[begin Record excerpts]

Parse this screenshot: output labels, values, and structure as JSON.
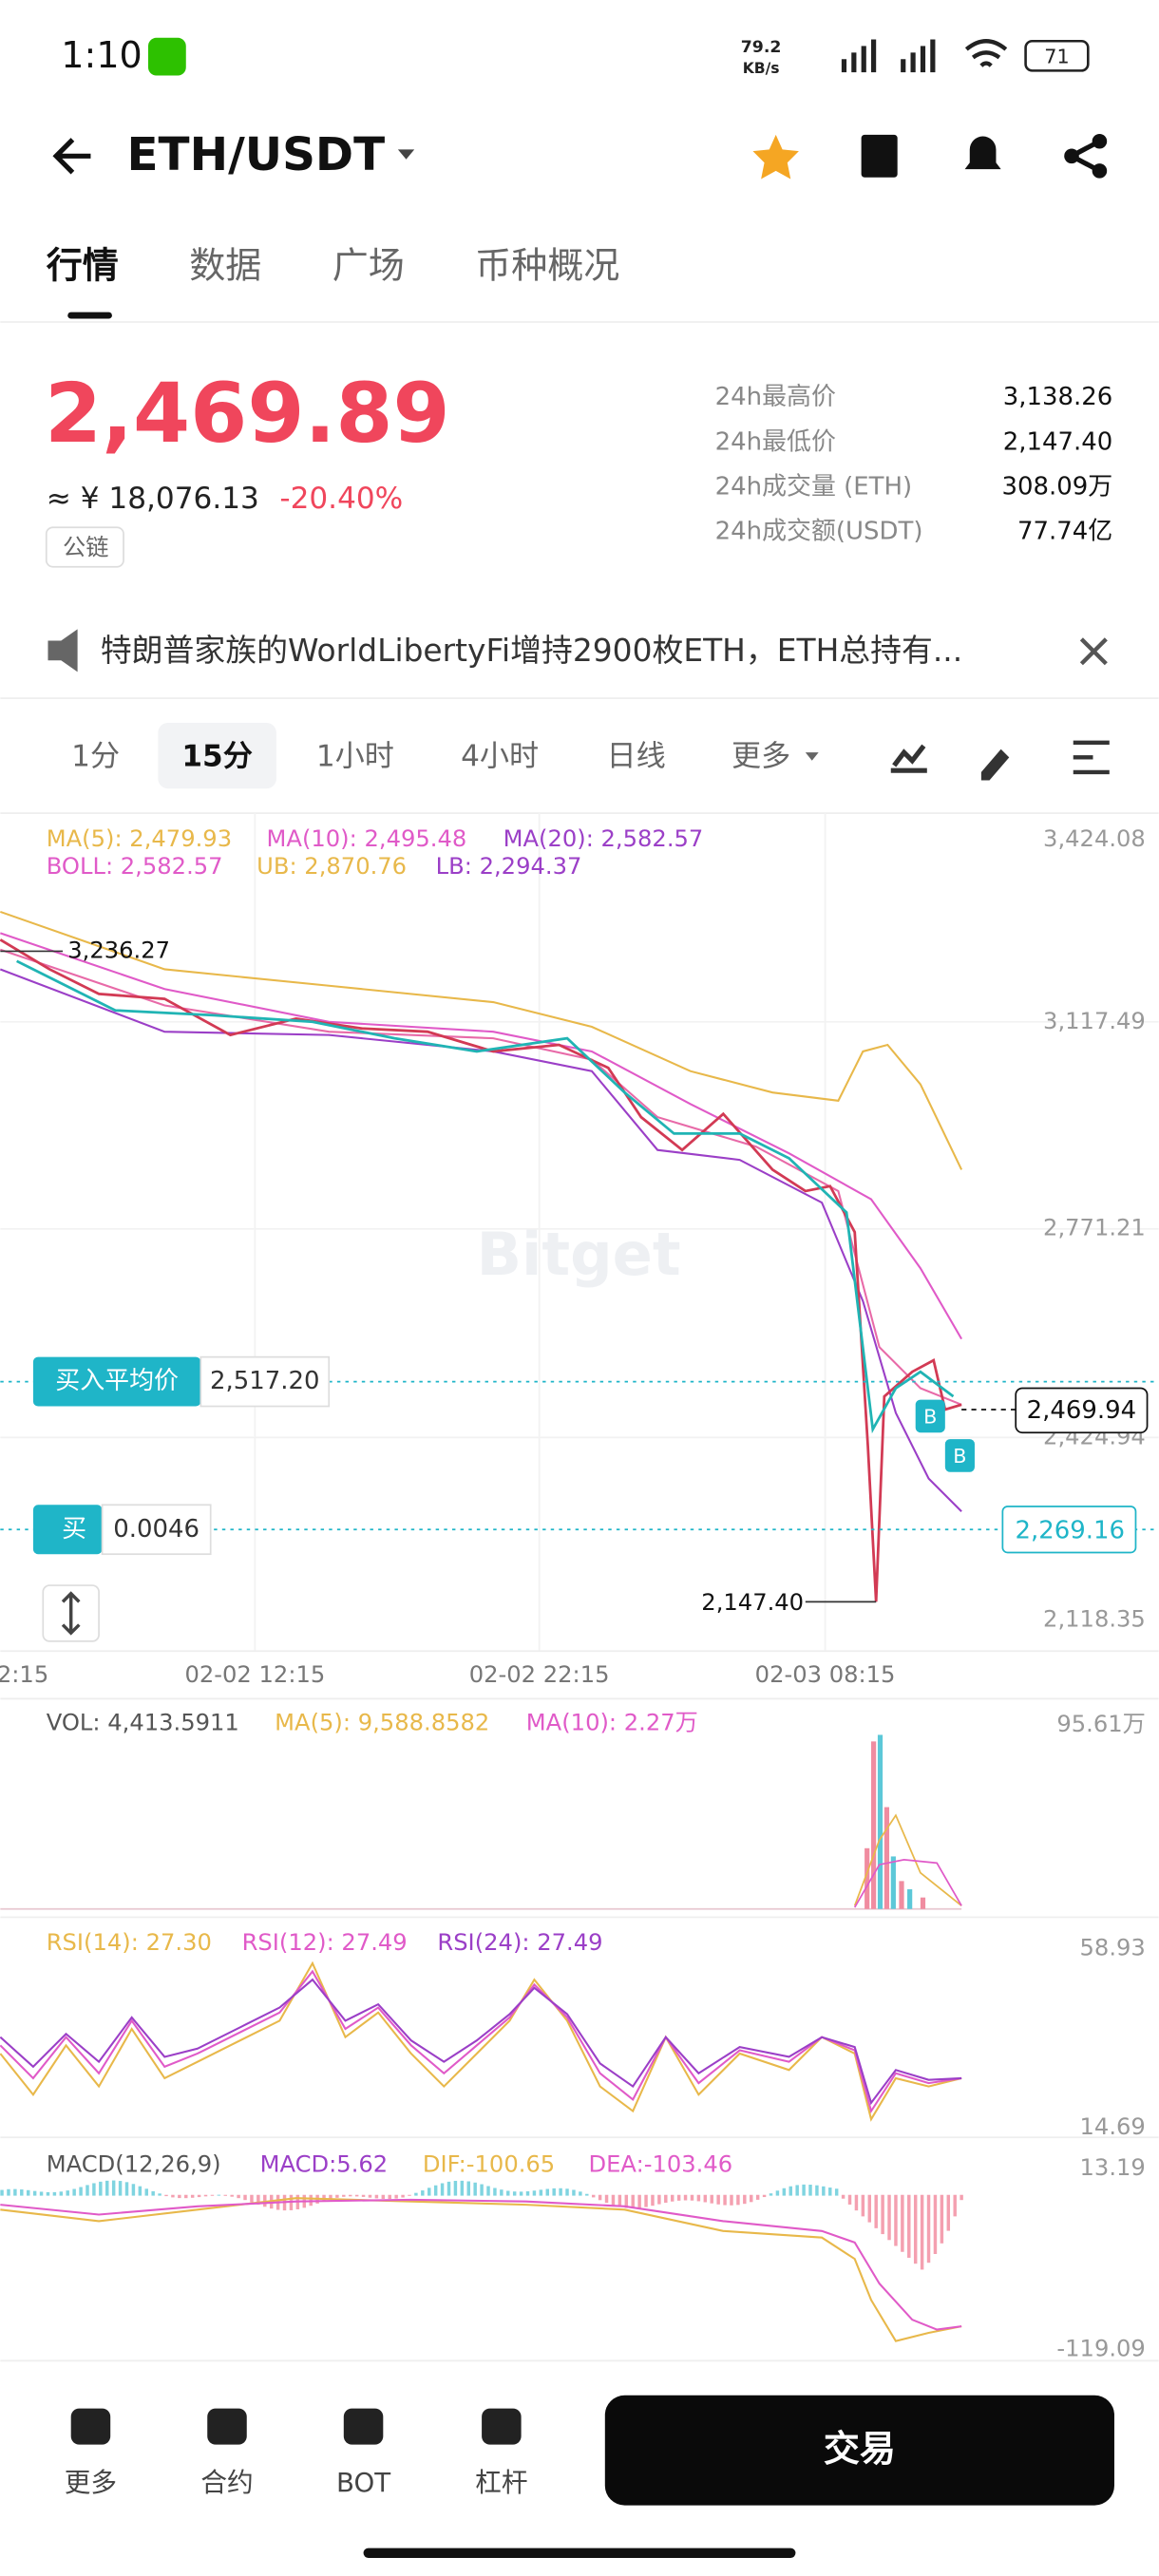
{
  "status_bar": {
    "time": "1:10",
    "net_speed": "79.2",
    "net_unit": "KB/s",
    "battery": "71"
  },
  "header": {
    "pair": "ETH/USDT"
  },
  "tabs": [
    "行情",
    "数据",
    "广场",
    "币种概况"
  ],
  "price": {
    "last": "2,469.89",
    "cny": "≈ ¥ 18,076.13",
    "change": "-20.40%",
    "tag": "公链"
  },
  "stats": [
    {
      "label": "24h最高价",
      "value": "3,138.26"
    },
    {
      "label": "24h最低价",
      "value": "2,147.40"
    },
    {
      "label": "24h成交量 (ETH)",
      "value": "308.09万"
    },
    {
      "label": "24h成交额(USDT)",
      "value": "77.74亿"
    }
  ],
  "news": "特朗普家族的WorldLibertyFi增持2900枚ETH，ETH总持有...",
  "intervals": [
    "1分",
    "15分",
    "1小时",
    "4小时",
    "日线",
    "更多"
  ],
  "kline": {
    "ma_labels": [
      "MA(5): 2,479.93",
      "MA(10): 2,495.48",
      "MA(20): 2,582.57"
    ],
    "boll_labels": [
      "BOLL: 2,582.57",
      "UB: 2,870.76",
      "LB: 2,294.37"
    ],
    "yaxis": [
      "3,424.08",
      "3,117.49",
      "2,771.21",
      "2,424.94",
      "2,118.35"
    ],
    "high_label": "3,236.27",
    "low_label": "2,147.40",
    "avg_buy": {
      "label": "买入平均价",
      "value": "2,517.20"
    },
    "current": "2,469.94",
    "order": {
      "side": "买",
      "amount": "0.0046",
      "price": "2,269.16"
    },
    "markers": [
      "B",
      "B"
    ],
    "xaxis": [
      "2:15",
      "02-02 12:15",
      "02-02 22:15",
      "02-03 08:15"
    ],
    "watermark": "Bitget"
  },
  "volume": {
    "labels": [
      "VOL: 4,413.5911",
      "MA(5): 9,588.8582",
      "MA(10): 2.27万"
    ],
    "max": "95.61万"
  },
  "rsi": {
    "labels": [
      "RSI(14): 27.30",
      "RSI(12): 27.49",
      "RSI(24): 27.49"
    ],
    "yaxis": [
      "58.93",
      "14.69"
    ]
  },
  "macd": {
    "labels": [
      "MACD(12,26,9)",
      "MACD:5.62",
      "DIF:-100.65",
      "DEA:-103.46"
    ],
    "yaxis": [
      "13.19",
      "-119.09"
    ]
  },
  "bottom_nav": [
    "更多",
    "合约",
    "BOT",
    "杠杆"
  ],
  "trade_button": "交易"
}
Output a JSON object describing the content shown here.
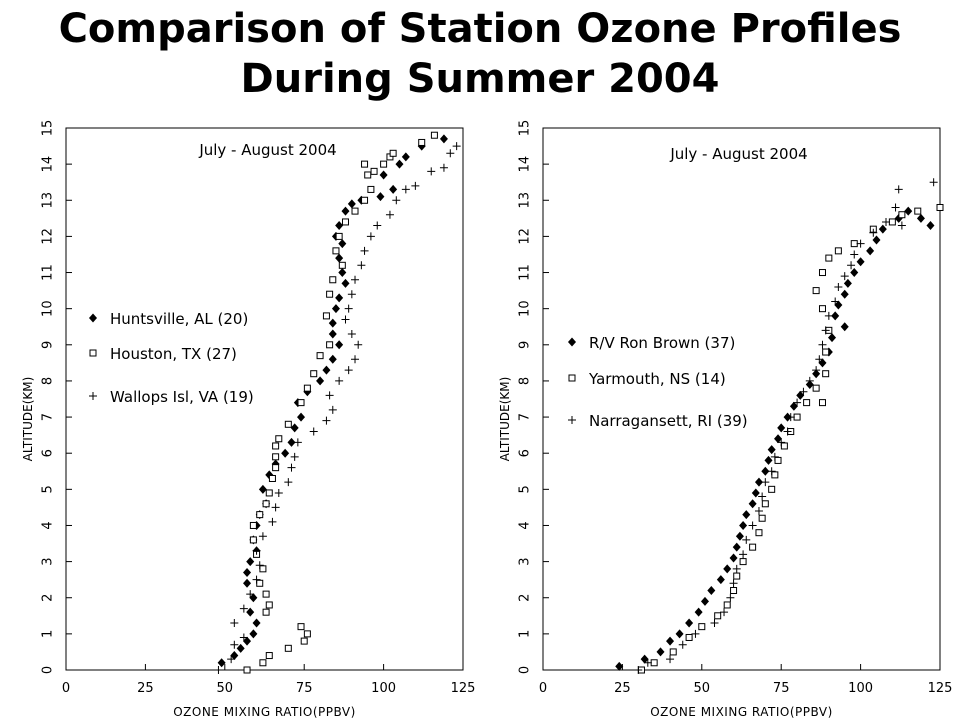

[end Record excerpts]

- [Exercise] Only the number is wanted: how many lines of the material above include the word "JSON"?

- [Answer to this problem] 2